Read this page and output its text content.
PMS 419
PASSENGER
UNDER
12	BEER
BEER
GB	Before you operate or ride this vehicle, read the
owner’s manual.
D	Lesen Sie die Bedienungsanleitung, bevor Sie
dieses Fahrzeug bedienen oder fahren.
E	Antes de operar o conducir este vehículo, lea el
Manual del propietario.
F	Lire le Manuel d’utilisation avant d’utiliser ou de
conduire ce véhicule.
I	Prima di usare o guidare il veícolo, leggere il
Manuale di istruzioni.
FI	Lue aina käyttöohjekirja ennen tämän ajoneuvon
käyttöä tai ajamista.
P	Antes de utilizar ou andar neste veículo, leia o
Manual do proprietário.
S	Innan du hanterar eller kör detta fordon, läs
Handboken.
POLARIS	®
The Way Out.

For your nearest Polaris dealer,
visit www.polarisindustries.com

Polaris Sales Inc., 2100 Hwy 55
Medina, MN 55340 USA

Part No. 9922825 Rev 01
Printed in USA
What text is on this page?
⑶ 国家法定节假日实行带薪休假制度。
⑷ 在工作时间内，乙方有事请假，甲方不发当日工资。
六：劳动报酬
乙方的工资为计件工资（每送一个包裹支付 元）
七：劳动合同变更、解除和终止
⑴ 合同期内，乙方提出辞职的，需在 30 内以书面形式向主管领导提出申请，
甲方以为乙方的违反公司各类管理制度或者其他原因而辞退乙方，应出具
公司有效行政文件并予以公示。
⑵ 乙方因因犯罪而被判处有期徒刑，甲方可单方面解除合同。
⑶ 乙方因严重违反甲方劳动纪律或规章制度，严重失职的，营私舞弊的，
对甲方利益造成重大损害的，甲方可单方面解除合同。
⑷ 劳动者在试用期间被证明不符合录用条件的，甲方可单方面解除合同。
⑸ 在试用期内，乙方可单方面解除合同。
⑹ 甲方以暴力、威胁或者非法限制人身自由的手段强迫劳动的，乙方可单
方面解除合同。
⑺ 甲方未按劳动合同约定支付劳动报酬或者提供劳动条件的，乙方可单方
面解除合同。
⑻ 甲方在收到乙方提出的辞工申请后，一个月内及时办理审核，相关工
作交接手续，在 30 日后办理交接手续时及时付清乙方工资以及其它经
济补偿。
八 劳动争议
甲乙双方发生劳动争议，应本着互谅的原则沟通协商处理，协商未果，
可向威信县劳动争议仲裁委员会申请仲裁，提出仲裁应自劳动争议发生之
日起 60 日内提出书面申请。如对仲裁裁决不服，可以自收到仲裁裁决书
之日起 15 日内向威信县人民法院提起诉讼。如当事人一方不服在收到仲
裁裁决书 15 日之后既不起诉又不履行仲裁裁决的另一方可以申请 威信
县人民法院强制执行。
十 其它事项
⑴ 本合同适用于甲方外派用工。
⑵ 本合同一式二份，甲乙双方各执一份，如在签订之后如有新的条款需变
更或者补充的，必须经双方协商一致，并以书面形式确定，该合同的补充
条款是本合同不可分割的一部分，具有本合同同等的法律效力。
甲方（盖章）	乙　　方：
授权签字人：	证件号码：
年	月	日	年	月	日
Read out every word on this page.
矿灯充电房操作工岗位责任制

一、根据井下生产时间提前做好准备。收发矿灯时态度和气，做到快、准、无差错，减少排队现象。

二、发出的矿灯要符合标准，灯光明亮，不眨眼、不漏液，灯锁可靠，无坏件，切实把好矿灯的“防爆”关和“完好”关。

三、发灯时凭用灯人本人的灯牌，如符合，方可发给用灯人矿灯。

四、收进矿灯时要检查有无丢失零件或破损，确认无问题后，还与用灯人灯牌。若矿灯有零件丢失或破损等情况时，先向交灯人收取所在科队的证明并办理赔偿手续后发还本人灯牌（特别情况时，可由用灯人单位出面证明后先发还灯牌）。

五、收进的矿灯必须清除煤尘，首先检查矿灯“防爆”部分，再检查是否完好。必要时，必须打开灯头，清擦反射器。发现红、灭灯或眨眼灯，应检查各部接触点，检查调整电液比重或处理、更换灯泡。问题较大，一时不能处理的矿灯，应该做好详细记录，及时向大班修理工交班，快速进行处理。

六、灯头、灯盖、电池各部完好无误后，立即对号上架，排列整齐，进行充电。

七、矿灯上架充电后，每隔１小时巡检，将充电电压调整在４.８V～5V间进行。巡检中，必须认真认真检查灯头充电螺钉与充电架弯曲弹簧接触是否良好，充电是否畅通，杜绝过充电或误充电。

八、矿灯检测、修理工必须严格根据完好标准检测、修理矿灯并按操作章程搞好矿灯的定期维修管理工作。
● ● ●
**Exercise brief**
Copy out each line of the data where the string "Antes" appears.

**Task response**
E	Antes de operar o conducir este vehículo, lea el
P	Antes de utilizar ou andar neste veículo, leia o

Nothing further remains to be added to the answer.